Gather the lines below that include the string "giorno", copying each in full.

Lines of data
* Begin *

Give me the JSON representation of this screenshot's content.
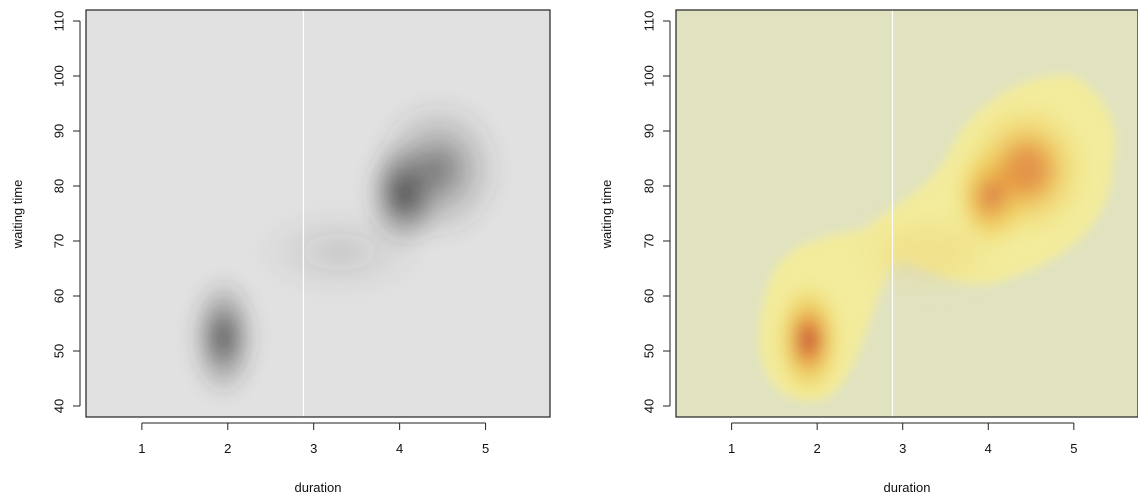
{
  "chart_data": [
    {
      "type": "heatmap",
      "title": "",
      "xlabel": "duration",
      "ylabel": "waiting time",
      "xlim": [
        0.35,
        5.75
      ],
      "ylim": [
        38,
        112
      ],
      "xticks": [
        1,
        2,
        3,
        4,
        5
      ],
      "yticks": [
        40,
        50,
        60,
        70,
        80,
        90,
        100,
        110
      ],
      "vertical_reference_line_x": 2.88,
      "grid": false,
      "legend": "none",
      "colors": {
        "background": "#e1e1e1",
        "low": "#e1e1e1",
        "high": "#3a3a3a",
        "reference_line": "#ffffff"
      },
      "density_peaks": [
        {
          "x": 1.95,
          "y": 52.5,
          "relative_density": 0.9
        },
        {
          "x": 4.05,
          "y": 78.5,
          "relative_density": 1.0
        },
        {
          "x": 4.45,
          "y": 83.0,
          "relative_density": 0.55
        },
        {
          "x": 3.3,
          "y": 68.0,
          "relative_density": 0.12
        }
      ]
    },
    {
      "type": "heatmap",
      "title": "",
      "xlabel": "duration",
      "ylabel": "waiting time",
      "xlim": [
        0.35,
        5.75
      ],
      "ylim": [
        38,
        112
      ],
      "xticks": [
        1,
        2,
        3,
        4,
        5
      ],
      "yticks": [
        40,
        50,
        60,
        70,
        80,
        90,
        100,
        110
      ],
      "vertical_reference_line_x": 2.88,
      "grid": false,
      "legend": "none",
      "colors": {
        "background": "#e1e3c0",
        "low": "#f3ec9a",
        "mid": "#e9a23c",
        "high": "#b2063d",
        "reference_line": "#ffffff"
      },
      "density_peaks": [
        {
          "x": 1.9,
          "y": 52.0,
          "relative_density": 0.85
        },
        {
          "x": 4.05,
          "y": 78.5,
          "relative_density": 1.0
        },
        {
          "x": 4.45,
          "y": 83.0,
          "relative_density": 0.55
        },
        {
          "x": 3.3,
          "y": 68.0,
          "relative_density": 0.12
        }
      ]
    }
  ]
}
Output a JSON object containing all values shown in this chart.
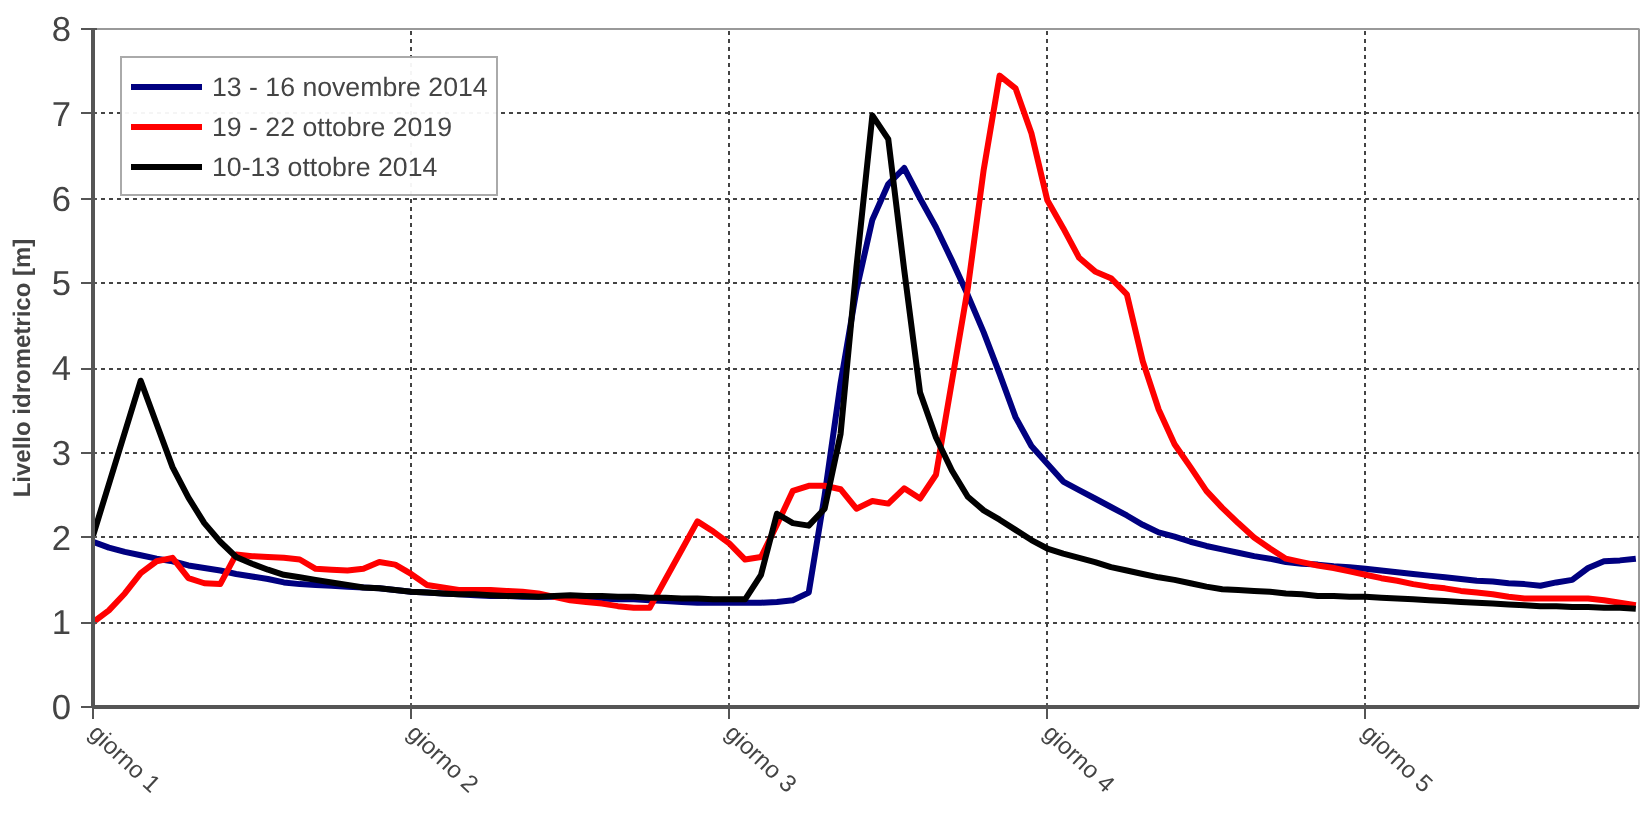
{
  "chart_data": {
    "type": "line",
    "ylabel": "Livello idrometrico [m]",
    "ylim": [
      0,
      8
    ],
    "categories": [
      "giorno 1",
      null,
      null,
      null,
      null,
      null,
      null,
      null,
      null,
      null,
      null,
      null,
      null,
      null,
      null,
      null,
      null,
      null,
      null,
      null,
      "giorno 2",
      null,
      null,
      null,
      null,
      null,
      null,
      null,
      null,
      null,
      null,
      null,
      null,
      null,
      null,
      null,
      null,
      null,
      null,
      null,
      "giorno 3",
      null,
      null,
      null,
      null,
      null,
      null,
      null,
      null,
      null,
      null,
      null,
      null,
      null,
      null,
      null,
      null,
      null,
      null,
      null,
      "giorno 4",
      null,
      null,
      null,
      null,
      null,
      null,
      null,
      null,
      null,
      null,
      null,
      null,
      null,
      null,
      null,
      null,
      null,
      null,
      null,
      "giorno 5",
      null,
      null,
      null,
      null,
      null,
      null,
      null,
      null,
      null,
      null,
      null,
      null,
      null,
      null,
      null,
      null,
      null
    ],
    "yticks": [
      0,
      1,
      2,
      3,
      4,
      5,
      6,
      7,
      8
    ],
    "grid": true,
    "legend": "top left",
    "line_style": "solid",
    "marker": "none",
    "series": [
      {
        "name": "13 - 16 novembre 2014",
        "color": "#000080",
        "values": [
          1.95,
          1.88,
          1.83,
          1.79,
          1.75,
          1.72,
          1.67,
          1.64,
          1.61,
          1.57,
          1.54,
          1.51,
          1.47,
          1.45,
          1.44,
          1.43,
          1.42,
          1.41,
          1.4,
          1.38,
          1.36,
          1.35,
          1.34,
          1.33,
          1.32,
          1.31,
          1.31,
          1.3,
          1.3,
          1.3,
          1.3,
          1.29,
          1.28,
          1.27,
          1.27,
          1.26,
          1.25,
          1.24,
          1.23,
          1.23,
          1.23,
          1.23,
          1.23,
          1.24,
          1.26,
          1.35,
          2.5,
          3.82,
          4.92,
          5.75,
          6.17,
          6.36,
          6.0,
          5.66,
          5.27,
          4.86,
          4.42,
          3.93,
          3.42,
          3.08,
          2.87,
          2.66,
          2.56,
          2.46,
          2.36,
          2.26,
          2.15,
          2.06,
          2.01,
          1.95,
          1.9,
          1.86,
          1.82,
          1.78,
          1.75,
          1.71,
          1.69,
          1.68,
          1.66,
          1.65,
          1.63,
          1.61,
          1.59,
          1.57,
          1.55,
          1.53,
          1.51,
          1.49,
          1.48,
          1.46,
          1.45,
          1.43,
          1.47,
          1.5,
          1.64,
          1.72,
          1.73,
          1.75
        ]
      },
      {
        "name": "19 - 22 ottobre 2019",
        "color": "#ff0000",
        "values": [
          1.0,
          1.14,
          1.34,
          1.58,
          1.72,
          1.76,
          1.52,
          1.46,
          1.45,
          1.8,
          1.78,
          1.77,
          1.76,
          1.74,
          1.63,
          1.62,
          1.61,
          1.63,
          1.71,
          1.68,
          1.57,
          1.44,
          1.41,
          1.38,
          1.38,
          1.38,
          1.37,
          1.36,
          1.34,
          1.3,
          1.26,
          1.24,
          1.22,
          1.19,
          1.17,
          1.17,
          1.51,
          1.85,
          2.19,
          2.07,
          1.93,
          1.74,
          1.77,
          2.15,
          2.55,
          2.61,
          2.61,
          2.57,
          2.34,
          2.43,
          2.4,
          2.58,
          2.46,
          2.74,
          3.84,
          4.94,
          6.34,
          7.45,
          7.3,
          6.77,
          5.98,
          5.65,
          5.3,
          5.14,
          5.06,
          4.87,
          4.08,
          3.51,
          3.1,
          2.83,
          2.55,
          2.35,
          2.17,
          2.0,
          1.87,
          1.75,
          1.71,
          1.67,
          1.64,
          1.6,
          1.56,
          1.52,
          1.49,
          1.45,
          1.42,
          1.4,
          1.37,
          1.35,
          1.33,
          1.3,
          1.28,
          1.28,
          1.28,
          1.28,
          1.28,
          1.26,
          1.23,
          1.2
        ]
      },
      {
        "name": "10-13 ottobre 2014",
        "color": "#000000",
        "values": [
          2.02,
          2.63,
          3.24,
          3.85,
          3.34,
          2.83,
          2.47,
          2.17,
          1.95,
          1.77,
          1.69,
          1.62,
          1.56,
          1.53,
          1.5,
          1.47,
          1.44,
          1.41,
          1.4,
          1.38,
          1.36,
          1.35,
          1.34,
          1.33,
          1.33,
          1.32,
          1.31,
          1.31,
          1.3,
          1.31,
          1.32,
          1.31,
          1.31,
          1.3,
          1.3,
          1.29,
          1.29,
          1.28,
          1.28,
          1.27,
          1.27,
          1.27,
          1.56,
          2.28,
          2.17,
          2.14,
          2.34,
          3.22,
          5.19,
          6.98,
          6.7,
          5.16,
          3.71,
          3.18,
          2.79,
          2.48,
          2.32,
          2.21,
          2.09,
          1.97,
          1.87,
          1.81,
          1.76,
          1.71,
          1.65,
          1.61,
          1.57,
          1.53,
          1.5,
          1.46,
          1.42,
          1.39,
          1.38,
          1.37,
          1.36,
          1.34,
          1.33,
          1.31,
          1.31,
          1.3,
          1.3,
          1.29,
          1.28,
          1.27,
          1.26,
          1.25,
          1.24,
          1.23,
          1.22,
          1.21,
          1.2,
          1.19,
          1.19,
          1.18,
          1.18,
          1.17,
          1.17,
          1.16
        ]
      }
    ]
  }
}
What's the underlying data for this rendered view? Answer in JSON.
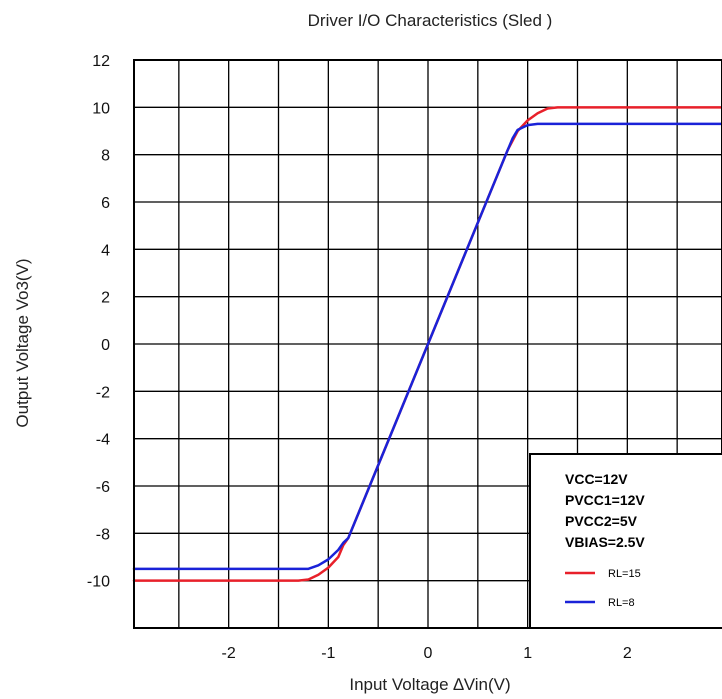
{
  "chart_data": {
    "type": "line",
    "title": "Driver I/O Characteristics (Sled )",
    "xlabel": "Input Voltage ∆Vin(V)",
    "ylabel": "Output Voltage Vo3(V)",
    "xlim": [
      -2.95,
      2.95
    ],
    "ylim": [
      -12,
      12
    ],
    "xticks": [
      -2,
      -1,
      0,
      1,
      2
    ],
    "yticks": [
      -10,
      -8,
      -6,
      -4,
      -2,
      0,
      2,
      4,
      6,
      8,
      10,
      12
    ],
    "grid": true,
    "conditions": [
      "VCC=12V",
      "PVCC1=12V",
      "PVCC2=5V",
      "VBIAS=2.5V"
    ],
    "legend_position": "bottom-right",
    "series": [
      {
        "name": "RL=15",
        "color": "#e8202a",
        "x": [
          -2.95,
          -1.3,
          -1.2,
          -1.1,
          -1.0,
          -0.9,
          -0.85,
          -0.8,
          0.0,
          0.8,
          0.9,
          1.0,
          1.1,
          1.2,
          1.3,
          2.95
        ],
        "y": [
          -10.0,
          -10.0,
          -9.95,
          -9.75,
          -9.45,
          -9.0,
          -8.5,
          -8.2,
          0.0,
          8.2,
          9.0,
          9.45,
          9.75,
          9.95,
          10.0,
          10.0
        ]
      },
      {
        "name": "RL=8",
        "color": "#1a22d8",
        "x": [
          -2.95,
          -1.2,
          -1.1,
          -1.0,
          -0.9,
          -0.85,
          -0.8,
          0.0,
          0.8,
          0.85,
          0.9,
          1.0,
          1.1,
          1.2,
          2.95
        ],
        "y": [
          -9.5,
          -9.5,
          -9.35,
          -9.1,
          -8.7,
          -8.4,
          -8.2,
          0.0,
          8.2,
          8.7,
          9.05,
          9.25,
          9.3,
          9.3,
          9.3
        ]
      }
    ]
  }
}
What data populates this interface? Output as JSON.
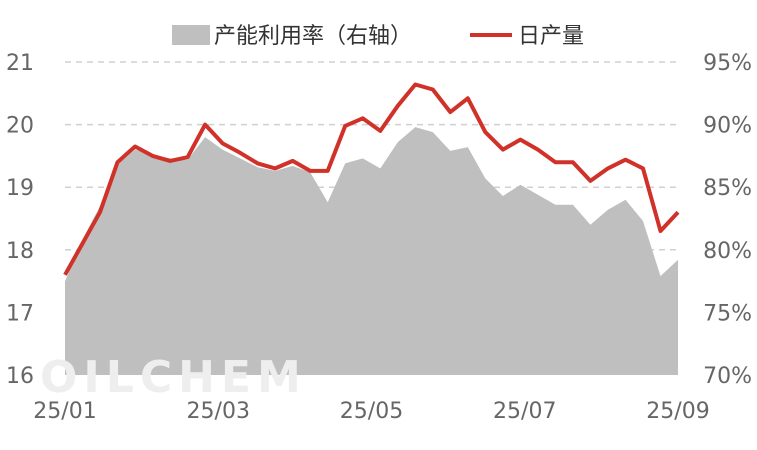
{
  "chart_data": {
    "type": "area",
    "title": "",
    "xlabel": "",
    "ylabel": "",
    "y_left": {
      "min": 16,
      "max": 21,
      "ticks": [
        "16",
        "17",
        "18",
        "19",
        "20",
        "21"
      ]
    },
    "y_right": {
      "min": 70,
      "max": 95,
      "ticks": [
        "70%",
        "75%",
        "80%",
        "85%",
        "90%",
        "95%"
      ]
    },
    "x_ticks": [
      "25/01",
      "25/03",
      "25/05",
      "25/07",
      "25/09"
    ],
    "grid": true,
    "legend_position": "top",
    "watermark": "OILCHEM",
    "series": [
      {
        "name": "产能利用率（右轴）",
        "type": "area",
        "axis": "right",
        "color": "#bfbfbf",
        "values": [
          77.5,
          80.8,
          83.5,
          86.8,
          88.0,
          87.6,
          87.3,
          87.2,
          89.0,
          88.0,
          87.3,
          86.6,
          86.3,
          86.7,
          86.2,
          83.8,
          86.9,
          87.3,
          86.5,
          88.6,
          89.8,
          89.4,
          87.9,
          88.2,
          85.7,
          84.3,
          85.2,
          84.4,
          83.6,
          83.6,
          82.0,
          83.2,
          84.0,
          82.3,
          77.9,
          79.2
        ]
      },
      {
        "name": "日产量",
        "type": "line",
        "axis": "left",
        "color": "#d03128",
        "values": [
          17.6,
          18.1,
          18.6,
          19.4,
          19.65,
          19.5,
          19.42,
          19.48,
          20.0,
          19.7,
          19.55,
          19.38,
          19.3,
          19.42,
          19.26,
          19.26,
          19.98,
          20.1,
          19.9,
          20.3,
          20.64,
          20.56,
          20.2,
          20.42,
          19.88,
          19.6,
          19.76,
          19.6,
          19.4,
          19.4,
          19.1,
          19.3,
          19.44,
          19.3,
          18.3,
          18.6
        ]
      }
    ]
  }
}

* End *

> **CORRECT OUTPUT**
      "giorno 1",
      "giorno 2",
      "giorno 3",
      "giorno 4",
      "giorno 5",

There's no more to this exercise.